» Task:
Check every line of the material below for "Bonus". Give the number of lines that have it, and only that.

** begin **

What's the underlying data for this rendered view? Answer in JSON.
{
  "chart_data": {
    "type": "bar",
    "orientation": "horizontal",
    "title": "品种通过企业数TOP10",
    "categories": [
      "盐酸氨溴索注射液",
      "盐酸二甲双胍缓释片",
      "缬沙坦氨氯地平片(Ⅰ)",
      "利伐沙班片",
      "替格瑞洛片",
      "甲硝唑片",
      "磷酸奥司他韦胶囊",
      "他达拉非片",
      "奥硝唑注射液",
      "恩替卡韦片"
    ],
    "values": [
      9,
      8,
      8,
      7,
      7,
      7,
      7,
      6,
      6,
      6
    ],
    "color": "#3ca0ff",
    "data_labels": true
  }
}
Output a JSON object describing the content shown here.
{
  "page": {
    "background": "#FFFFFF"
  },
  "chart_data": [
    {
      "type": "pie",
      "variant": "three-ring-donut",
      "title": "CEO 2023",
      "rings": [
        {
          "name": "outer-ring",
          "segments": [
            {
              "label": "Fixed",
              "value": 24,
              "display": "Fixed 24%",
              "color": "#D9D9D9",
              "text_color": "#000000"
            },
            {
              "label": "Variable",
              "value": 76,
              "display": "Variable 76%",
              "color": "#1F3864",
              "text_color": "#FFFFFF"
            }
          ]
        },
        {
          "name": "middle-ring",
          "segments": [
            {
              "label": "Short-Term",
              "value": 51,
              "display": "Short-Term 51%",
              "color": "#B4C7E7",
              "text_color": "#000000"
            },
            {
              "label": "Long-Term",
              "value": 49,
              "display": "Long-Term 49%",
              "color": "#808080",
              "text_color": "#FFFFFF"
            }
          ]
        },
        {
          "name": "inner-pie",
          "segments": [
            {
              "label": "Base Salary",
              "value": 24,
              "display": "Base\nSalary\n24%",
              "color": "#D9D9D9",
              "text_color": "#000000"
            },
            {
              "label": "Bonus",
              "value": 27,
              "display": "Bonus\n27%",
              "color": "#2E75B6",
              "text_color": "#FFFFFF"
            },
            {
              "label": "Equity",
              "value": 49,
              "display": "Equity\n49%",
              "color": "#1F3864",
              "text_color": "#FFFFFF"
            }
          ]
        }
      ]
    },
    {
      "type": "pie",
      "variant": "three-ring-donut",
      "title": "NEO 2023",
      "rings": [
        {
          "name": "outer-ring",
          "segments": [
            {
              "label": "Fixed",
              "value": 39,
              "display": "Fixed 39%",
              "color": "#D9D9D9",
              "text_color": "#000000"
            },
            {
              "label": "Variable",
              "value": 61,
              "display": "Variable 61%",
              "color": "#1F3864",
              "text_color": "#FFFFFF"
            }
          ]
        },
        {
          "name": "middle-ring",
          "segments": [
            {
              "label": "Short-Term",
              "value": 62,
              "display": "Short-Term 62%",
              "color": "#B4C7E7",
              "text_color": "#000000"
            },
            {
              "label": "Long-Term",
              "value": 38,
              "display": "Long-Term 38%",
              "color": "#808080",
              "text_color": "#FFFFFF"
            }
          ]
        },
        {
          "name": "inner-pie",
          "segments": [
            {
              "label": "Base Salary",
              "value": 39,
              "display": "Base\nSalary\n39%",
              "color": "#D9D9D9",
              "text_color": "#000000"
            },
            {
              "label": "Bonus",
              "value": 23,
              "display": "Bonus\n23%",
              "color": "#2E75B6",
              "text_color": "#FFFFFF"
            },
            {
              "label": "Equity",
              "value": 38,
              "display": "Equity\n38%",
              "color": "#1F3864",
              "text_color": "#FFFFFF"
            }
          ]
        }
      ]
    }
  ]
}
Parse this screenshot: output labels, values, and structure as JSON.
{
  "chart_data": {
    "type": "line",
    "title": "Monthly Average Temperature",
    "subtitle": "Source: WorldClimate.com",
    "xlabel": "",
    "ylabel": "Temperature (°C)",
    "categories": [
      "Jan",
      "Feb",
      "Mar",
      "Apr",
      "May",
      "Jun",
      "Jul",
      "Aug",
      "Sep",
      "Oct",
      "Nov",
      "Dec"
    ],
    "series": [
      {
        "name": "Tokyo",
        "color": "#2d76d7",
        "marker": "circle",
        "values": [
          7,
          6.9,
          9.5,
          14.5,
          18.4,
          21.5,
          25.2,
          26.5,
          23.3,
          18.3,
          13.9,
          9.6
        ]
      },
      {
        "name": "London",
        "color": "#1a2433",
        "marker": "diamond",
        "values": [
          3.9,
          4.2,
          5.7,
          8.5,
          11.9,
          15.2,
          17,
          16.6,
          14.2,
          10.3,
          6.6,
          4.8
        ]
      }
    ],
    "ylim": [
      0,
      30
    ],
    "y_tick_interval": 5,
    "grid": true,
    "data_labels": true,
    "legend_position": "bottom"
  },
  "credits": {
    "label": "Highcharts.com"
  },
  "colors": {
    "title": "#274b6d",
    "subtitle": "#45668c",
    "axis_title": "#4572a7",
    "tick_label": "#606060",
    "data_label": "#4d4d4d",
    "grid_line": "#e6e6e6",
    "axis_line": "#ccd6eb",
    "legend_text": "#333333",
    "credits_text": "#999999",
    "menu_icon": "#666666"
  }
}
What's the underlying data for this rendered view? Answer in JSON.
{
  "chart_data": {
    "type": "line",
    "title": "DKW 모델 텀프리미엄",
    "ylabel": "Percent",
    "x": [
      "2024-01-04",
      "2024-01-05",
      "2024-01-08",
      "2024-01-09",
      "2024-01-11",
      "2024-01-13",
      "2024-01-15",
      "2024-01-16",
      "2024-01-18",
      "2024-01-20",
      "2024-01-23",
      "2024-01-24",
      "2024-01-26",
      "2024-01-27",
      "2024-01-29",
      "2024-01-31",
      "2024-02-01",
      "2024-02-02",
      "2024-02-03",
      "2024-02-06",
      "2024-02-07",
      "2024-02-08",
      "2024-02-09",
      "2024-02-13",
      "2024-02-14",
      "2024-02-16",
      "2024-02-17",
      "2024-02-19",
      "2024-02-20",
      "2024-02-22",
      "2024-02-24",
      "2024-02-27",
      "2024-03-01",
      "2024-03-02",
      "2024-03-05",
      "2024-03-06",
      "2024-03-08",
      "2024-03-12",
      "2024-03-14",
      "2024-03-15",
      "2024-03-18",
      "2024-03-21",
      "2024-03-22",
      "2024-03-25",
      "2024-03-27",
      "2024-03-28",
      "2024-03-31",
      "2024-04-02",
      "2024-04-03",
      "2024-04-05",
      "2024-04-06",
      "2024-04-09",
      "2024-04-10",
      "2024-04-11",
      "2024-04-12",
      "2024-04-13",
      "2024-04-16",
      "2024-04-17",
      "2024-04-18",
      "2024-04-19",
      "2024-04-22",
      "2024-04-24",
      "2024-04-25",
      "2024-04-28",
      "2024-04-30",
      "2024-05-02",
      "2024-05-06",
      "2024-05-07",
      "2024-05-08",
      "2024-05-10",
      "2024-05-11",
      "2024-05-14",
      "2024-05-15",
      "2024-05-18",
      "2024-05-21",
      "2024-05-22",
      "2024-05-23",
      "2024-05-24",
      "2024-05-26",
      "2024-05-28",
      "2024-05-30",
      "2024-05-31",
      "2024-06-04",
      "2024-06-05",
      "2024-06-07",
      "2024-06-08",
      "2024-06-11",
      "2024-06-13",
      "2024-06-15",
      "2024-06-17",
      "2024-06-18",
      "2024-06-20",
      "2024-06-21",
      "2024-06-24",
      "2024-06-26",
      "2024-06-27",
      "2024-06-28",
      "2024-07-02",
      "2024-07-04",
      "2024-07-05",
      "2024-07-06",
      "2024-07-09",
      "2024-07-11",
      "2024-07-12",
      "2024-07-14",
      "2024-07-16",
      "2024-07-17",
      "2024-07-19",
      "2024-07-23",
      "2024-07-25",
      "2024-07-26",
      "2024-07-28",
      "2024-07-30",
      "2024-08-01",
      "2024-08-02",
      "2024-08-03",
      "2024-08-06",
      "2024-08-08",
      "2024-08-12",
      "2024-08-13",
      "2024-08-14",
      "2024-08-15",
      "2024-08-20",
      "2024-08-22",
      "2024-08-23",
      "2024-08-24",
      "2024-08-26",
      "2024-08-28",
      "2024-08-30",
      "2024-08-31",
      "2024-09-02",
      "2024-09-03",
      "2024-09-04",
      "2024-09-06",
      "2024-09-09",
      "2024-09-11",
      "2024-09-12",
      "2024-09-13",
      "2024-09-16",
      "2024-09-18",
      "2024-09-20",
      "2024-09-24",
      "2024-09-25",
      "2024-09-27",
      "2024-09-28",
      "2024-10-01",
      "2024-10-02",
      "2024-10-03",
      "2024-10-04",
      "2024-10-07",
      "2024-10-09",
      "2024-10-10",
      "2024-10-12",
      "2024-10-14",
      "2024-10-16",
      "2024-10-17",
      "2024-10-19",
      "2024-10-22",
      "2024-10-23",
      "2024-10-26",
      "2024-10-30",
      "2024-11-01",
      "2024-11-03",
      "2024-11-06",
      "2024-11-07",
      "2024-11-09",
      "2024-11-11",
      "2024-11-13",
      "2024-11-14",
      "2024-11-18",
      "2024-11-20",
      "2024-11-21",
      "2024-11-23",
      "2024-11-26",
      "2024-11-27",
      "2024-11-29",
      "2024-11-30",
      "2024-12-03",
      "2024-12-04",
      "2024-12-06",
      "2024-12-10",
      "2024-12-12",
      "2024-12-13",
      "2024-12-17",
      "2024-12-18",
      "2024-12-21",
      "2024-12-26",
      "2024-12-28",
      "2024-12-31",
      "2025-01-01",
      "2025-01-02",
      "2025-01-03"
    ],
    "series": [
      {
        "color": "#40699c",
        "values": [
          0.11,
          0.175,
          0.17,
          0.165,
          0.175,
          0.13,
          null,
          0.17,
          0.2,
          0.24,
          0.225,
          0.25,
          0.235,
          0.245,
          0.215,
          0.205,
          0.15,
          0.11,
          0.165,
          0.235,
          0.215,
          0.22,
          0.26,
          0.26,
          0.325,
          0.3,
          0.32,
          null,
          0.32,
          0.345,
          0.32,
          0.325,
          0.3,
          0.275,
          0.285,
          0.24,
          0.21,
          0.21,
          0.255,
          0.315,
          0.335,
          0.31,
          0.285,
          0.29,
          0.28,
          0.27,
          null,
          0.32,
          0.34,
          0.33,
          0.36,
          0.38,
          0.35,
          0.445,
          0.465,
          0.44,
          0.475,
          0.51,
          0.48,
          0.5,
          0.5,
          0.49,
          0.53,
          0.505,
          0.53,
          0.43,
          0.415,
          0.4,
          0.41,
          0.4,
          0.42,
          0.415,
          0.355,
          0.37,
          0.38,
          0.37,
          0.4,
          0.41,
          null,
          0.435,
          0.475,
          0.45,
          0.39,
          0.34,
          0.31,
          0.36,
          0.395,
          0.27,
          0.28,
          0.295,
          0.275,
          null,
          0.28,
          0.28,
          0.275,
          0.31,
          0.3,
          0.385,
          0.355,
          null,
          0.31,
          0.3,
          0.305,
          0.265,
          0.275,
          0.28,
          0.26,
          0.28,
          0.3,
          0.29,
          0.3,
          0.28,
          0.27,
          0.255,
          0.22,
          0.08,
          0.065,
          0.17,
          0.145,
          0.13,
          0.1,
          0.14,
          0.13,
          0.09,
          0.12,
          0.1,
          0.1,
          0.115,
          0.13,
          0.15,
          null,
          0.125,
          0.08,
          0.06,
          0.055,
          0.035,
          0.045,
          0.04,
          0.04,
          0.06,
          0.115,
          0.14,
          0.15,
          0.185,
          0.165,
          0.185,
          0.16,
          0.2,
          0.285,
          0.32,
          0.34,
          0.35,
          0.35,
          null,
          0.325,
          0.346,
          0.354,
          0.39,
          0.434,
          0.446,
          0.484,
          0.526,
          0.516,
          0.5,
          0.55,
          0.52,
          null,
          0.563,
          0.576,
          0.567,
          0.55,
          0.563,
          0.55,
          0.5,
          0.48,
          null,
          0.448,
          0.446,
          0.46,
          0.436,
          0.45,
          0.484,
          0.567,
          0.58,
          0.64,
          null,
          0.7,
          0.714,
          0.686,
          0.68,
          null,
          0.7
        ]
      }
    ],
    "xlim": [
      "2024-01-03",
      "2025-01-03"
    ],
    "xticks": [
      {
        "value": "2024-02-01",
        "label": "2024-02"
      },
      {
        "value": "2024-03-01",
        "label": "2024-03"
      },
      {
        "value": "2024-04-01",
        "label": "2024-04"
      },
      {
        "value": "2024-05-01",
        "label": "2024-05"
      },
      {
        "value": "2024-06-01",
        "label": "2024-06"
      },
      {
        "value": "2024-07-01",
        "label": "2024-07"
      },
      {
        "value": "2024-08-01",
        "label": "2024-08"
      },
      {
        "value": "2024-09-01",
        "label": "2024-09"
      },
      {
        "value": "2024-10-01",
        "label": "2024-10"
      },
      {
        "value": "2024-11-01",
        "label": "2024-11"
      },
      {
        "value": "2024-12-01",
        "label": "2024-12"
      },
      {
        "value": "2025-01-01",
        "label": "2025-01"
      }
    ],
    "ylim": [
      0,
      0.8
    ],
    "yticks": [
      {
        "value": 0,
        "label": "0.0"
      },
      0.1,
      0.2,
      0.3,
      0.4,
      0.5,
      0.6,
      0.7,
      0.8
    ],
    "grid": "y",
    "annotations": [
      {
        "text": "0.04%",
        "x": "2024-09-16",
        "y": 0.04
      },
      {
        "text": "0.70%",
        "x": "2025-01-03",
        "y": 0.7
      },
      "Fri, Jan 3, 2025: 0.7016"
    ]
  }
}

** end **

» Solution for this exercise:
4